## OBJECTIVE:
Copy out all lines that hold "this".

## INFORMATION GIVEN:
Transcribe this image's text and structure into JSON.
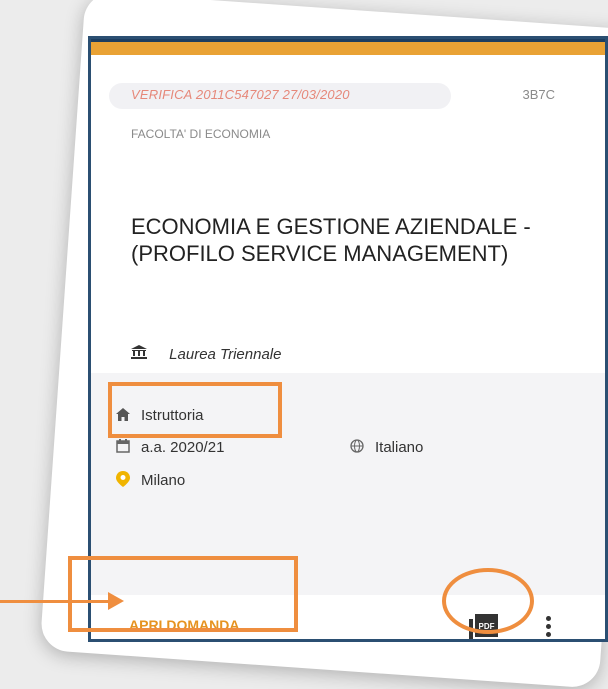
{
  "card": {
    "verifica": "VERIFICA  2011C547027  27/03/2020",
    "code": "3B7C",
    "faculty": "FACOLTA' DI ECONOMIA",
    "title": "ECONOMIA E GESTIONE AZIENDALE - (PROFILO SERVICE MANAGEMENT)",
    "degree_type": "Laurea  Triennale",
    "status": "Istruttoria",
    "academic_year": "a.a.  2020/21",
    "language": "Italiano",
    "location": "Milano",
    "open_button": "APRI DOMANDA",
    "pdf_label": "PDF"
  },
  "icons": {
    "degree": "institution-icon",
    "status": "home-icon",
    "year": "calendar-icon",
    "language": "globe-icon",
    "location": "location-pin-icon",
    "pdf": "pdf-icon",
    "more": "more-vert-icon"
  },
  "colors": {
    "accent": "#e69320",
    "highlight": "#ef8e3f",
    "header_bar": "#e9a235",
    "border": "#2b4f72",
    "verifica_text": "#e6887a"
  }
}
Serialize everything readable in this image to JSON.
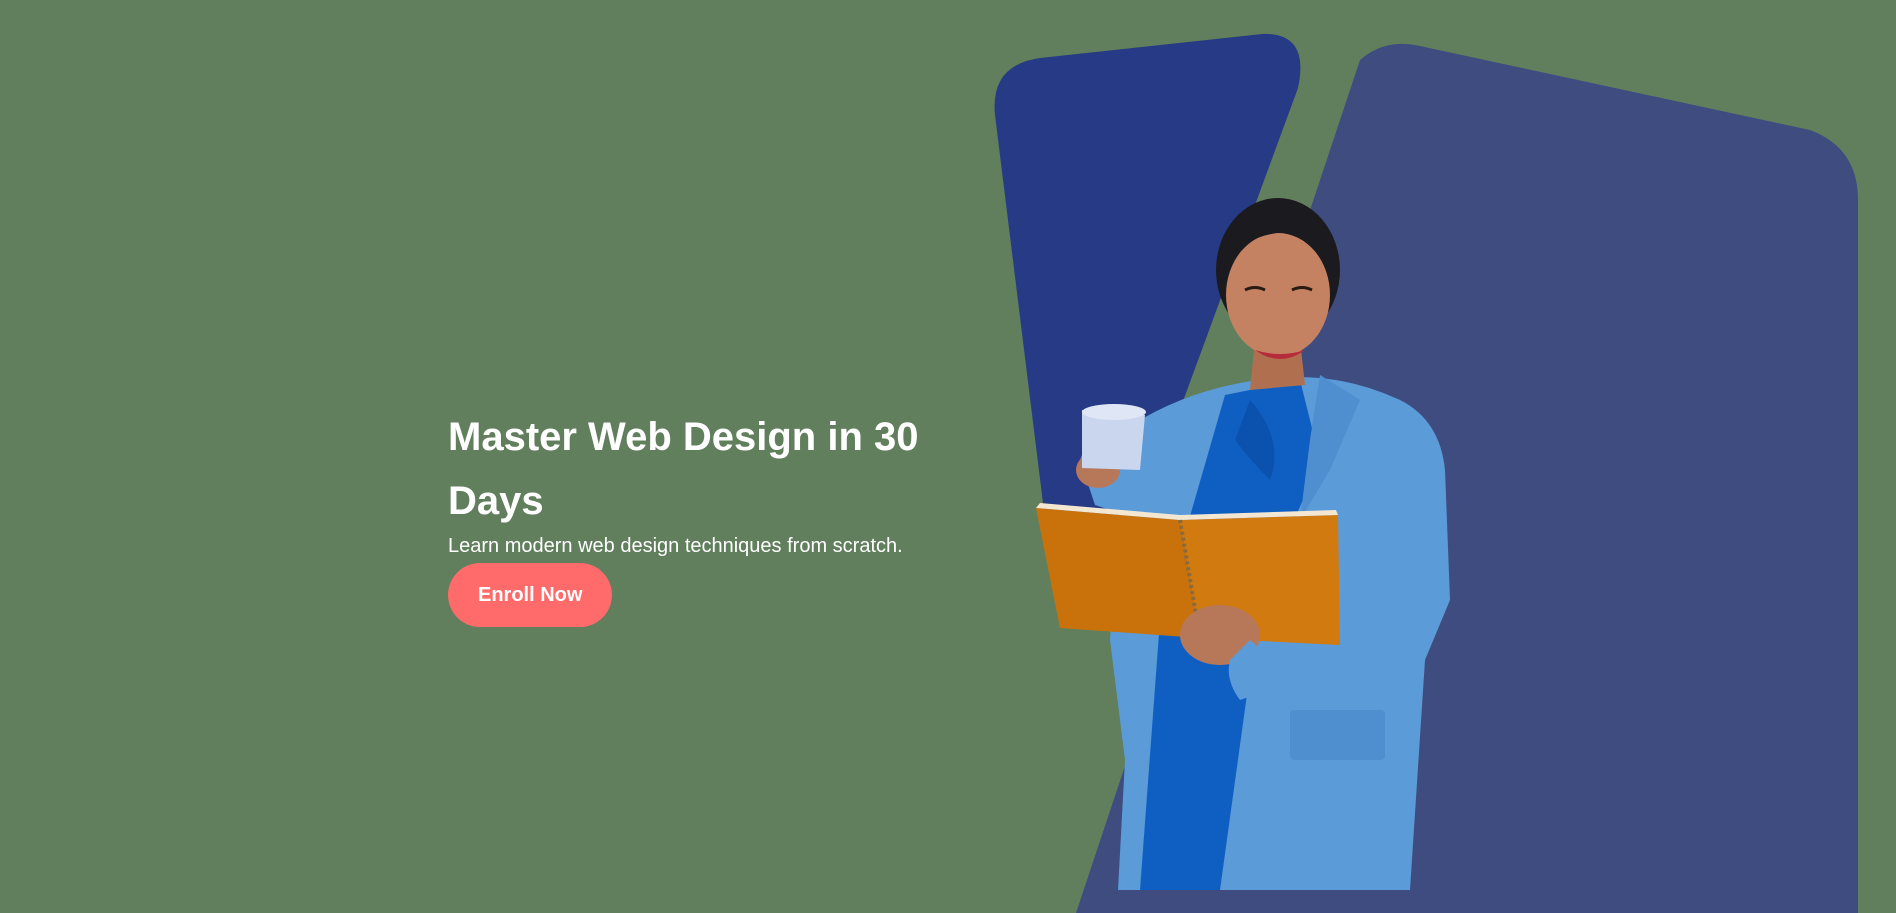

## FINAL RESULT:
Transcribe this image's text and structure into JSON.
Serialize everything readable in this image to JSON.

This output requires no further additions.